[Saved entries]

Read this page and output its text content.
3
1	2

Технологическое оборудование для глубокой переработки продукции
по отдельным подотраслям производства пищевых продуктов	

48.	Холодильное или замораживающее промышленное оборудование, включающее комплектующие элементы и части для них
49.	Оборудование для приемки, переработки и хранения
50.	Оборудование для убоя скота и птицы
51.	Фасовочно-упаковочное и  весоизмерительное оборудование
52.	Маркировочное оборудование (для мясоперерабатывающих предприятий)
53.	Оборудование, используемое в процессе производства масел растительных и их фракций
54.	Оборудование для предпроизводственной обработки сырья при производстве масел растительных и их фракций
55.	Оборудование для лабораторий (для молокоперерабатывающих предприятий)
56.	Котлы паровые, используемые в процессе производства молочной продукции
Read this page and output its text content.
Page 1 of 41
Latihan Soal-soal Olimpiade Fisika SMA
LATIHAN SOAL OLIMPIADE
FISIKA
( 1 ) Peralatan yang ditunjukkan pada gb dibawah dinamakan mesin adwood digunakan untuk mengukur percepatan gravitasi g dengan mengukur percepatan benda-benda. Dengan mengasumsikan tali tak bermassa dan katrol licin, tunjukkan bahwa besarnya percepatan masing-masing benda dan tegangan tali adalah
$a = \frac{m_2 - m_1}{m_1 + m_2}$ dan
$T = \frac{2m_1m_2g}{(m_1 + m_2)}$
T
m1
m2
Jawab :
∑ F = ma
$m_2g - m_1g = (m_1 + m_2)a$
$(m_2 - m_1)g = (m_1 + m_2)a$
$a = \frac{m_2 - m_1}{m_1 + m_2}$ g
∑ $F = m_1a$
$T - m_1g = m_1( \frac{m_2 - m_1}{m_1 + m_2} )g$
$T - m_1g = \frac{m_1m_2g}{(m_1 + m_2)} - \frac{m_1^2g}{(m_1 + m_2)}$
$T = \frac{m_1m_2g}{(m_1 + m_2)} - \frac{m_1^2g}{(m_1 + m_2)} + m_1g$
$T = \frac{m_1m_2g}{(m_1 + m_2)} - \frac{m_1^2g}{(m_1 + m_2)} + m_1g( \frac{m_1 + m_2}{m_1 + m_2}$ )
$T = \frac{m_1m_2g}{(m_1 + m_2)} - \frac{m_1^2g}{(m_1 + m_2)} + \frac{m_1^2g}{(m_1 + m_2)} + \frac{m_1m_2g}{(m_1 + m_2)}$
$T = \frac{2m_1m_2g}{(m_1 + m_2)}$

→ STATED EXERCISE: Gather each line of the listing containing the word "растительных" and show it.

→ SOLVED PROBLEM:
53.	Оборудование, используемое в процессе производства масел растительных и их фракций
54.	Оборудование для предпроизводственной обработки сырья при производстве масел растительных и их фракций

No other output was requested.